Las dos cartas enviadas a la Corte Constitucional por la fiscal de la Corte Penal Internacional (CPI), Fatou Bensouda, en plena deliberación sobre el Marco Jurídico para la Paz, así como las diversas interpretaciones jurídicas y políticas que el episodio ha generado, ponen de presente el problema de los límites entre lo nacional y lo internacional.
Como lo planteó el presidente Santos, se trata principalmente de determinar hasta qué punto Colombia “va a permitir que instancias internacionales le dicten… cómo hacer la paz”.
Desde el fin de la Guerra Fría, y en gran medida por dinámicas asociadas con la globalización, el contexto espacial de los derechos básicos de los individuos, incluyendo la seguridad y los derechos humanos, se ha transformado. En especial, la responsabilidad de garantizar su suministro se ha internacionalizado en la medida en que dichos bienes se han convertido en preocupación legítima de la comunidad mundial. Con ello, los estados han perdido autoridad exclusiva sobre lo que ocurre dentro del territorio nacional.
Aunque la soberanía se ha relativizado, toda doctrina que globaliza la provisión de la seguridad, la defensa de los derechos humanos o el castigo a los responsables de crímenes atroces —como la “responsabilidad de proteger” o el Estatuto de Roma— reconoce la primacía de los estados y de los sistemas judiciales locales. Es decir, solamente cuando los estados no quieren o no pueden garantizar estos asuntos es que la intervención de instancias internacionales como el Consejo de Seguridad de la ONU o la CPI se vuelve legítima. Obviamente, “no querer” y “no poder” son sujetos a interpretación —como ocurre con el concepto de la “autenticidad” usada por la CPI— y también al juego político. Siria e Israel, por ejemplo, están “encima” de la justicia internacional por la protección que les brindan Rusia y Estados Unidos, mientras que Colombia no.

● **DATOS SIN PROCESAR**

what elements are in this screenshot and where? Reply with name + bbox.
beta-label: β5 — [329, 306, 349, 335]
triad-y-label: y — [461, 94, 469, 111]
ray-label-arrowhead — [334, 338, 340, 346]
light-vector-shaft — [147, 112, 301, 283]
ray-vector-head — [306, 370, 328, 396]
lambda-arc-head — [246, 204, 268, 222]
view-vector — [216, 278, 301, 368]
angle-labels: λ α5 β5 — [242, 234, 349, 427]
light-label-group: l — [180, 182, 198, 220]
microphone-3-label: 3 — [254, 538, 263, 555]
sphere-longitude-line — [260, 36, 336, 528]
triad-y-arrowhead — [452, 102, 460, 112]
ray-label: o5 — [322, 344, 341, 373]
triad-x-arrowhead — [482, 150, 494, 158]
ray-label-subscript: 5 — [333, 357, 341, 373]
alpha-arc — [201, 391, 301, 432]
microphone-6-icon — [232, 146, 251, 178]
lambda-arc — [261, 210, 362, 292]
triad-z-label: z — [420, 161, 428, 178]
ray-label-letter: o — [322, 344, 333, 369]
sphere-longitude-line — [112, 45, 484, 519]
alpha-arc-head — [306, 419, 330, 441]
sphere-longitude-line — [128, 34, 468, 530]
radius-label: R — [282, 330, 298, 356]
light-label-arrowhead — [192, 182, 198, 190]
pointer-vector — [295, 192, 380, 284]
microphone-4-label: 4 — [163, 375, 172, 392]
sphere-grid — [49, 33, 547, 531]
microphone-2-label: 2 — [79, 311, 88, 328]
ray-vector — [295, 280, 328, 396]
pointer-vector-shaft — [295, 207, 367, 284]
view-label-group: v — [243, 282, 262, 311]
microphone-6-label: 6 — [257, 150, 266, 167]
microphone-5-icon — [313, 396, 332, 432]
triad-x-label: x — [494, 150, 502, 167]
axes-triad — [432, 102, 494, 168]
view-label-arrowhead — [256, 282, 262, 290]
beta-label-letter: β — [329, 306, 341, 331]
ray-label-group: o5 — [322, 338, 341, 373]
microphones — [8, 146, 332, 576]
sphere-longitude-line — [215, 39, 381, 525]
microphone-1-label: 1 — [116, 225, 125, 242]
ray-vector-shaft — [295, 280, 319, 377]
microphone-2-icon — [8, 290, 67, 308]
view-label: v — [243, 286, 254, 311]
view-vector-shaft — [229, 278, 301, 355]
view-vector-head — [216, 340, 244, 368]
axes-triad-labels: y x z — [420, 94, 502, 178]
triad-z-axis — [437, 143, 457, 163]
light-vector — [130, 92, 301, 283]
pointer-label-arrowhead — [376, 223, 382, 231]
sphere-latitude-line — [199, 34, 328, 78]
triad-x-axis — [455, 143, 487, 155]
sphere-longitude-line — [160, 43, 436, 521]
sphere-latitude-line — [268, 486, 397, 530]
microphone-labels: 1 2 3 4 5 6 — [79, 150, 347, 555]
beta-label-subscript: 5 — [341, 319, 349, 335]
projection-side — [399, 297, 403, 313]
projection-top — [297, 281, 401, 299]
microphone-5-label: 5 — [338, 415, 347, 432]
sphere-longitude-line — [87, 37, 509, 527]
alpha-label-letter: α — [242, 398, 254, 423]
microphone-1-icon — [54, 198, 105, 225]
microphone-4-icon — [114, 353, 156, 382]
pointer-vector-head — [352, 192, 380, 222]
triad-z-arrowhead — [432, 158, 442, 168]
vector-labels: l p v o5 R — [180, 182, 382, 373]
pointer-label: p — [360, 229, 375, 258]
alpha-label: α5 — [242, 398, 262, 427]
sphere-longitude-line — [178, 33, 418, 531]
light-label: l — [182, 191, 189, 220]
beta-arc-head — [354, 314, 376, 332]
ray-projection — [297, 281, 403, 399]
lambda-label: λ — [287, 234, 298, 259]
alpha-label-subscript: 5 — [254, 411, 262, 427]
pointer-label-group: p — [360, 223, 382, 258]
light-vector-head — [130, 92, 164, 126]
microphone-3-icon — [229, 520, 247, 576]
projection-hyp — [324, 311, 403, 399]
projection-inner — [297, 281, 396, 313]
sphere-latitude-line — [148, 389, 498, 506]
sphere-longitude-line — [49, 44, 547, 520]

● **OBJETIVO DEL EJERCICIO**
Cita literalmente el fragmento del texto sobre la CPI y el Marco Jurídico para la Paz que empieza por "Desde el fin" y sigue hasta "del territorio nacional.".

● **RESPUESTA DEL EJERCICIO**
Desde el fin de la Guerra Fría, y en gran medida por dinámicas asociadas con la globalización, el contexto espacial de los derechos básicos de los individuos, incluyendo la seguridad y los derechos humanos, se ha transformado. En especial, la responsabilidad de garantizar su suministro se ha internacionalizado en la medida en que dichos bienes se han convertido en preocupación legítima de la comunidad mundial. Con ello, los estados han perdido autoridad exclusiva sobre lo que ocurre dentro del territorio nacional.